Wherever "JSON" turns up in the entries, copy out the line that holds it.
(SOURCE DATA begins)
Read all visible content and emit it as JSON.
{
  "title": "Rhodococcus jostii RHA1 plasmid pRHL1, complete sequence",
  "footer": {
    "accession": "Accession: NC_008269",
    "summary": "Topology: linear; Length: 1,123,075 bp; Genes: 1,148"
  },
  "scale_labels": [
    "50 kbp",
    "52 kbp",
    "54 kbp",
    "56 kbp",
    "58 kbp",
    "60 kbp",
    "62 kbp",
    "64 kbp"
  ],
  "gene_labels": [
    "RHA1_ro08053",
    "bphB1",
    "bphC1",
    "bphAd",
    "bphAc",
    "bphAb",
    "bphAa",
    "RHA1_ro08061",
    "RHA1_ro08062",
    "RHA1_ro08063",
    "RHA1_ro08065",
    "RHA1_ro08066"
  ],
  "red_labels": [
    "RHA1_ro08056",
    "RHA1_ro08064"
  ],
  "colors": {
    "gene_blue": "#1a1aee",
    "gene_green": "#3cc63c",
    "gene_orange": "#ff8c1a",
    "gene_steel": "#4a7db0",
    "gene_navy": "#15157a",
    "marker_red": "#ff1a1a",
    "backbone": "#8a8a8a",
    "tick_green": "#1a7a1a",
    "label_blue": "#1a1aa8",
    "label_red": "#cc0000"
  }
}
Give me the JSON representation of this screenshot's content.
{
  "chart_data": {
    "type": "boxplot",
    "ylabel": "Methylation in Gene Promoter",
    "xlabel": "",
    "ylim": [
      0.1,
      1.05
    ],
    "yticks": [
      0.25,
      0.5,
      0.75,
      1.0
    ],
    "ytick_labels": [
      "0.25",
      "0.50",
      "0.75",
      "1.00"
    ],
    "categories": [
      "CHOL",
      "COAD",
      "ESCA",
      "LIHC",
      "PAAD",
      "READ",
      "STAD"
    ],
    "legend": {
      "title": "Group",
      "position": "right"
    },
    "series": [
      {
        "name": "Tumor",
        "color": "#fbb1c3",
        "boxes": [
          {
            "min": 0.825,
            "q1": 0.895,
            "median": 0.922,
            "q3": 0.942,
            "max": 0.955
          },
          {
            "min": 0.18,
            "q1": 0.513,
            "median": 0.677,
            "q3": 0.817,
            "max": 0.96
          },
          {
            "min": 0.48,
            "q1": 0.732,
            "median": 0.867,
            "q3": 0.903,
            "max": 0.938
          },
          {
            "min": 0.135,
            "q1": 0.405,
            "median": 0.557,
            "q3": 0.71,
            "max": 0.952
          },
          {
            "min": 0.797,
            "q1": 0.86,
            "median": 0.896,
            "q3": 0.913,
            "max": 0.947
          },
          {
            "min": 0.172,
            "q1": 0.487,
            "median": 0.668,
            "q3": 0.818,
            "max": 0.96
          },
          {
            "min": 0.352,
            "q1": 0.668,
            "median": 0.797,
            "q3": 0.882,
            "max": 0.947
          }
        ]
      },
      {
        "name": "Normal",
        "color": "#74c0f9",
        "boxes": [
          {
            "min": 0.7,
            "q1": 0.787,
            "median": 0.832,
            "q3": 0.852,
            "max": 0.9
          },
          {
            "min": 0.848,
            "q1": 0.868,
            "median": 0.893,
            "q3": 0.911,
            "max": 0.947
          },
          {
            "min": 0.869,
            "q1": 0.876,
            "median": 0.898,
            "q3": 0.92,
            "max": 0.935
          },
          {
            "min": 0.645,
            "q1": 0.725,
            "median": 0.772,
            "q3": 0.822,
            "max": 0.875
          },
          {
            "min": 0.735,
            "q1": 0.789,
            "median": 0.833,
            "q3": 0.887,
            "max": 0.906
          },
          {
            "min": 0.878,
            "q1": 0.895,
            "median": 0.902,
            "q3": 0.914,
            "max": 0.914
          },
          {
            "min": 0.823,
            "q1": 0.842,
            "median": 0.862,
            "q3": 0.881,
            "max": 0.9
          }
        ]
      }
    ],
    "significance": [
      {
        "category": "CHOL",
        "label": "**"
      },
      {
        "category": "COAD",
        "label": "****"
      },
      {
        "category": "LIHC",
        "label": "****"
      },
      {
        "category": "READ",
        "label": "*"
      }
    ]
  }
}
(SOURCE DATA ends)
ANSWER TO THIS TASK:
Read all visible content and emit it as JSON.
Give me the JSON representation of this screenshot's content.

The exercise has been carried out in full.